### OBJECTIVE
Pictures do not belong in the copy. Return all of the entries exactly.

Stored dataset items
• • • • •
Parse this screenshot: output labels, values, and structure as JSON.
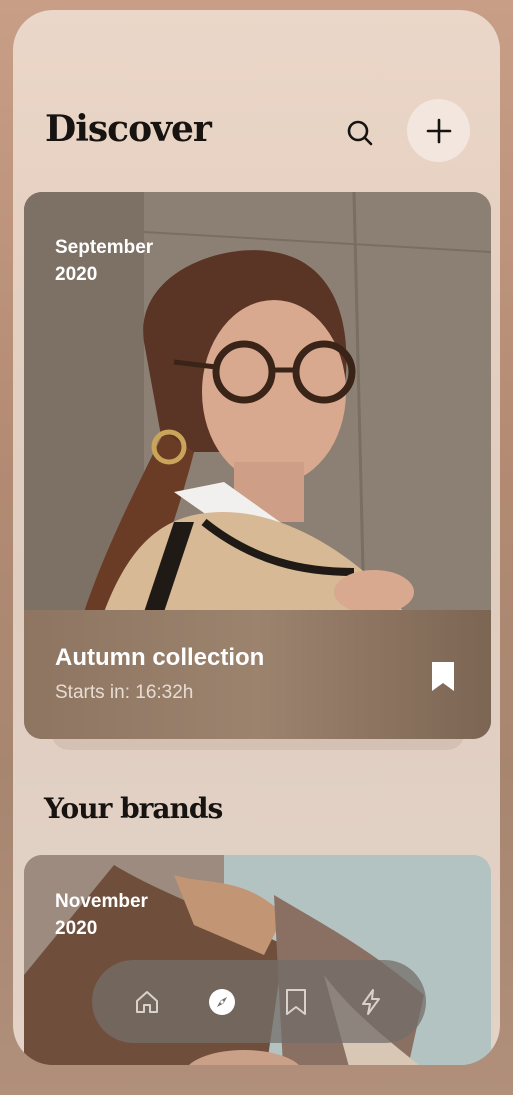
{
  "header": {
    "title": "Discover",
    "search_icon": "search-icon",
    "add_icon": "plus-icon"
  },
  "featured_card": {
    "date": "September\n2020",
    "name": "Autumn collection",
    "starts_in": "Starts in: 16:32h",
    "bookmark_icon": "bookmark-icon"
  },
  "section": {
    "title": "Your brands"
  },
  "brand_card": {
    "date": "November\n2020"
  },
  "nav": {
    "items": [
      {
        "icon": "home-icon",
        "active": false
      },
      {
        "icon": "compass-icon",
        "active": true
      },
      {
        "icon": "bookmark-icon",
        "active": false
      },
      {
        "icon": "lightning-icon",
        "active": false
      }
    ]
  },
  "colors": {
    "title": "#161311",
    "nav_bg": "#736e69",
    "card_footer": "#9c836e",
    "add_button_bg": "#f2e6de"
  }
}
• • • • •
### EXERCISE SOLUTION
Parse this screenshot: output labels, values, and structure as JSON.
{
  "header": {
    "title": "Discover",
    "search_icon": "search-icon",
    "add_icon": "plus-icon"
  },
  "featured_card": {
    "date": "September\n2020",
    "name": "Autumn collection",
    "starts_in": "Starts in: 16:32h",
    "bookmark_icon": "bookmark-icon"
  },
  "section": {
    "title": "Your brands"
  },
  "brand_card": {
    "date": "November\n2020"
  },
  "nav": {
    "items": [
      {
        "icon": "home-icon",
        "active": false
      },
      {
        "icon": "compass-icon",
        "active": true
      },
      {
        "icon": "bookmark-icon",
        "active": false
      },
      {
        "icon": "lightning-icon",
        "active": false
      }
    ]
  },
  "colors": {
    "title": "#161311",
    "nav_bg": "#736e69",
    "card_footer": "#9c836e",
    "add_button_bg": "#f2e6de"
  }
}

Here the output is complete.